### Problem details
Reproduce every entry in the listing without alteration.

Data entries
================================

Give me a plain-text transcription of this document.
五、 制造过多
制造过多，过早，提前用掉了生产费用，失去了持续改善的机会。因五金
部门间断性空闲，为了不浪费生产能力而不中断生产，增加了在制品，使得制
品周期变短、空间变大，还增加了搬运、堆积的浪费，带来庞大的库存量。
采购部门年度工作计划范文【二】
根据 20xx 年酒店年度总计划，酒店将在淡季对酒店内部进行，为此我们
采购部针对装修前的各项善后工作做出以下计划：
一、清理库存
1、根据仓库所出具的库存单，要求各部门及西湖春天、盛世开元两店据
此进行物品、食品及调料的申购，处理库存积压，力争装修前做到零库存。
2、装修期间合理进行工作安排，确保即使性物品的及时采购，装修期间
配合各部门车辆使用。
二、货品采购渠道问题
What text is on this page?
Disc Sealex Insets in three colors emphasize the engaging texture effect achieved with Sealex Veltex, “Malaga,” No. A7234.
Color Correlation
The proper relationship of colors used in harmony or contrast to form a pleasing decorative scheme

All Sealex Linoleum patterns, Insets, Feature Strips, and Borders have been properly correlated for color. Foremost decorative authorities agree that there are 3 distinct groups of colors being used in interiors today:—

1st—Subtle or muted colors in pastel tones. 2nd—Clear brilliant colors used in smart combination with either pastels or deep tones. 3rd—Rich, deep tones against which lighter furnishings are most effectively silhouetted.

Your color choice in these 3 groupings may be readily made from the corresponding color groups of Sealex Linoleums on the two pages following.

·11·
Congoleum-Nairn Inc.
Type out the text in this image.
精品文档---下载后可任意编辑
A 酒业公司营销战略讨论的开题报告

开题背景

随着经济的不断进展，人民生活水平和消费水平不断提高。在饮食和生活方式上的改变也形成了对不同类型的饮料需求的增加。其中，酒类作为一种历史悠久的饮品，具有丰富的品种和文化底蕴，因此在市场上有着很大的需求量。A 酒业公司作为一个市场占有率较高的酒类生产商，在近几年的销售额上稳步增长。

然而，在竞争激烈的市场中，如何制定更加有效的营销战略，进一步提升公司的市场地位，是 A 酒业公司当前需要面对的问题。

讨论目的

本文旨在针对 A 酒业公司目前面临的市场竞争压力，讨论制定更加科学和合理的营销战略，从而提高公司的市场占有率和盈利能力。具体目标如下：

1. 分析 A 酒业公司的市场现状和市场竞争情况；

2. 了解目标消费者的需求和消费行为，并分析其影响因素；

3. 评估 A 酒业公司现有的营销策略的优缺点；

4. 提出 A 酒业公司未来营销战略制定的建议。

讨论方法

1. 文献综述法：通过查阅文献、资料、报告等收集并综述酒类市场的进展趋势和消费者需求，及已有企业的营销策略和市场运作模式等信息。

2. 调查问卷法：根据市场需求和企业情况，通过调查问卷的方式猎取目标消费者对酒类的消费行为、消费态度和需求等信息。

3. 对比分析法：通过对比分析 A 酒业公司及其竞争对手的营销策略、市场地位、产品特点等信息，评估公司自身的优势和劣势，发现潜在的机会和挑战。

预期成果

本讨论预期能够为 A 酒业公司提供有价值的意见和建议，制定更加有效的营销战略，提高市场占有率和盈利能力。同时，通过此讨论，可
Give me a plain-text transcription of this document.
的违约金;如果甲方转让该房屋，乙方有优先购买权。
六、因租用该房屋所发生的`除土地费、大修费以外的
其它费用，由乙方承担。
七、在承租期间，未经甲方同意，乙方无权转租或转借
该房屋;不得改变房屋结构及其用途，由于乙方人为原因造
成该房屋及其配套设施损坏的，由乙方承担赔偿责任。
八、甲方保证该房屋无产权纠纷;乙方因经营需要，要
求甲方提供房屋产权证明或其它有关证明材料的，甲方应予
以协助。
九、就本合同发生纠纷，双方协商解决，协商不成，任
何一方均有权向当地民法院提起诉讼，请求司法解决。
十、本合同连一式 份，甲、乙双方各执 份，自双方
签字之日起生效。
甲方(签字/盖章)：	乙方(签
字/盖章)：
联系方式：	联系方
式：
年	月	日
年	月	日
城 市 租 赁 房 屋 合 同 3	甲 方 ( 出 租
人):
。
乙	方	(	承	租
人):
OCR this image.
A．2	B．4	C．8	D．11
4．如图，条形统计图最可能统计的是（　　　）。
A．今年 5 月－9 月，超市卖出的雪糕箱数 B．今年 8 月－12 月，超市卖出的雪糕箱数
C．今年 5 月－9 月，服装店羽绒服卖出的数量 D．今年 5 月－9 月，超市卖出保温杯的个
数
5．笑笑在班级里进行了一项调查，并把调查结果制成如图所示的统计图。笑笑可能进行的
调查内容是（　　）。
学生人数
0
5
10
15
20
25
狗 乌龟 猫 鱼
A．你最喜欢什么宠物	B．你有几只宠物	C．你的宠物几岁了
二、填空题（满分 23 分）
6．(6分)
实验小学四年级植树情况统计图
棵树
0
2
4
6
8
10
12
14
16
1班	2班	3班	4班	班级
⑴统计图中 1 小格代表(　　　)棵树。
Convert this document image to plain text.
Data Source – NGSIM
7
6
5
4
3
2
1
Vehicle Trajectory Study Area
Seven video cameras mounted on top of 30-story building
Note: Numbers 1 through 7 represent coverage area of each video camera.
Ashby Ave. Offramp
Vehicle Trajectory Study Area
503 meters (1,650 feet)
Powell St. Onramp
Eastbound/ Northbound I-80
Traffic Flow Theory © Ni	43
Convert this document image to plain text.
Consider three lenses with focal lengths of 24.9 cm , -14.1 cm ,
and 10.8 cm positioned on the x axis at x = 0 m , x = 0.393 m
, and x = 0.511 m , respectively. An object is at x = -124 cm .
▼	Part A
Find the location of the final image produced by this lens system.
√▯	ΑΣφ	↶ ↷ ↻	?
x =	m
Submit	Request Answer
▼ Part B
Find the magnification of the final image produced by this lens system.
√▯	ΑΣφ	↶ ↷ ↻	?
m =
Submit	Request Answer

================================

### Result below
Give me a plain-text transcription of this document.
五、 制造过多
制造过多，过早，提前用掉了生产费用，失去了持续改善的机会。因五金
部门间断性空闲，为了不浪费生产能力而不中断生产，增加了在制品，使得制
品周期变短、空间变大，还增加了搬运、堆积的浪费，带来庞大的库存量。
采购部门年度工作计划范文【二】
根据 20xx 年酒店年度总计划，酒店将在淡季对酒店内部进行，为此我们
采购部针对装修前的各项善后工作做出以下计划：
一、清理库存
1、根据仓库所出具的库存单，要求各部门及西湖春天、盛世开元两店据
此进行物品、食品及调料的申购，处理库存积压，力争装修前做到零库存。
2、装修期间合理进行工作安排，确保即使性物品的及时采购，装修期间
配合各部门车辆使用。
二、货品采购渠道问题
What text is on this page?
Disc Sealex Insets in three colors emphasize the engaging texture effect achieved with Sealex Veltex, “Malaga,” No. A7234.
Color Correlation
The proper relationship of colors used in harmony or contrast to form a pleasing decorative scheme

All Sealex Linoleum patterns, Insets, Feature Strips, and Borders have been properly correlated for color. Foremost decorative authorities agree that there are 3 distinct groups of colors being used in interiors today:—

1st—Subtle or muted colors in pastel tones. 2nd—Clear brilliant colors used in smart combination with either pastels or deep tones. 3rd—Rich, deep tones against which lighter furnishings are most effectively silhouetted.

Your color choice in these 3 groupings may be readily made from the corresponding color groups of Sealex Linoleums on the two pages following.

·11·
Congoleum-Nairn Inc.
Type out the text in this image.
精品文档---下载后可任意编辑
A 酒业公司营销战略讨论的开题报告

开题背景

随着经济的不断进展，人民生活水平和消费水平不断提高。在饮食和生活方式上的改变也形成了对不同类型的饮料需求的增加。其中，酒类作为一种历史悠久的饮品，具有丰富的品种和文化底蕴，因此在市场上有着很大的需求量。A 酒业公司作为一个市场占有率较高的酒类生产商，在近几年的销售额上稳步增长。

然而，在竞争激烈的市场中，如何制定更加有效的营销战略，进一步提升公司的市场地位，是 A 酒业公司当前需要面对的问题。

讨论目的

本文旨在针对 A 酒业公司目前面临的市场竞争压力，讨论制定更加科学和合理的营销战略，从而提高公司的市场占有率和盈利能力。具体目标如下：

1. 分析 A 酒业公司的市场现状和市场竞争情况；

2. 了解目标消费者的需求和消费行为，并分析其影响因素；

3. 评估 A 酒业公司现有的营销策略的优缺点；

4. 提出 A 酒业公司未来营销战略制定的建议。

讨论方法

1. 文献综述法：通过查阅文献、资料、报告等收集并综述酒类市场的进展趋势和消费者需求，及已有企业的营销策略和市场运作模式等信息。

2. 调查问卷法：根据市场需求和企业情况，通过调查问卷的方式猎取目标消费者对酒类的消费行为、消费态度和需求等信息。

3. 对比分析法：通过对比分析 A 酒业公司及其竞争对手的营销策略、市场地位、产品特点等信息，评估公司自身的优势和劣势，发现潜在的机会和挑战。

预期成果

本讨论预期能够为 A 酒业公司提供有价值的意见和建议，制定更加有效的营销战略，提高市场占有率和盈利能力。同时，通过此讨论，可
Give me a plain-text transcription of this document.
的违约金;如果甲方转让该房屋，乙方有优先购买权。
六、因租用该房屋所发生的`除土地费、大修费以外的
其它费用，由乙方承担。
七、在承租期间，未经甲方同意，乙方无权转租或转借
该房屋;不得改变房屋结构及其用途，由于乙方人为原因造
成该房屋及其配套设施损坏的，由乙方承担赔偿责任。
八、甲方保证该房屋无产权纠纷;乙方因经营需要，要
求甲方提供房屋产权证明或其它有关证明材料的，甲方应予
以协助。
九、就本合同发生纠纷，双方协商解决，协商不成，任
何一方均有权向当地民法院提起诉讼，请求司法解决。
十、本合同连一式 份，甲、乙双方各执 份，自双方
签字之日起生效。
甲方(签字/盖章)：	乙方(签
字/盖章)：
联系方式：	联系方
式：
年	月	日
年	月	日
城 市 租 赁 房 屋 合 同 3	甲 方 ( 出 租
人):
。
乙	方	(	承	租
人):
OCR this image.
A．2	B．4	C．8	D．11
4．如图，条形统计图最可能统计的是（　　　）。
A．今年 5 月－9 月，超市卖出的雪糕箱数 B．今年 8 月－12 月，超市卖出的雪糕箱数
C．今年 5 月－9 月，服装店羽绒服卖出的数量 D．今年 5 月－9 月，超市卖出保温杯的个
数
5．笑笑在班级里进行了一项调查，并把调查结果制成如图所示的统计图。笑笑可能进行的
调查内容是（　　）。
学生人数
0
5
10
15
20
25
狗 乌龟 猫 鱼
A．你最喜欢什么宠物	B．你有几只宠物	C．你的宠物几岁了
二、填空题（满分 23 分）
6．(6分)
实验小学四年级植树情况统计图
棵树
0
2
4
6
8
10
12
14
16
1班	2班	3班	4班	班级
⑴统计图中 1 小格代表(　　　)棵树。
Convert this document image to plain text.
Data Source – NGSIM
7
6
5
4
3
2
1
Vehicle Trajectory Study Area
Seven video cameras mounted on top of 30-story building
Note: Numbers 1 through 7 represent coverage area of each video camera.
Ashby Ave. Offramp
Vehicle Trajectory Study Area
503 meters (1,650 feet)
Powell St. Onramp
Eastbound/ Northbound I-80
Traffic Flow Theory © Ni	43
Convert this document image to plain text.
Consider three lenses with focal lengths of 24.9 cm , -14.1 cm ,
and 10.8 cm positioned on the x axis at x = 0 m , x = 0.393 m
, and x = 0.511 m , respectively. An object is at x = -124 cm .
▼	Part A
Find the location of the final image produced by this lens system.
√▯	ΑΣφ	↶ ↷ ↻	?
x =	m
Submit	Request Answer
▼ Part B
Find the magnification of the final image produced by this lens system.
√▯	ΑΣφ	↶ ↷ ↻	?
m =
Submit	Request Answer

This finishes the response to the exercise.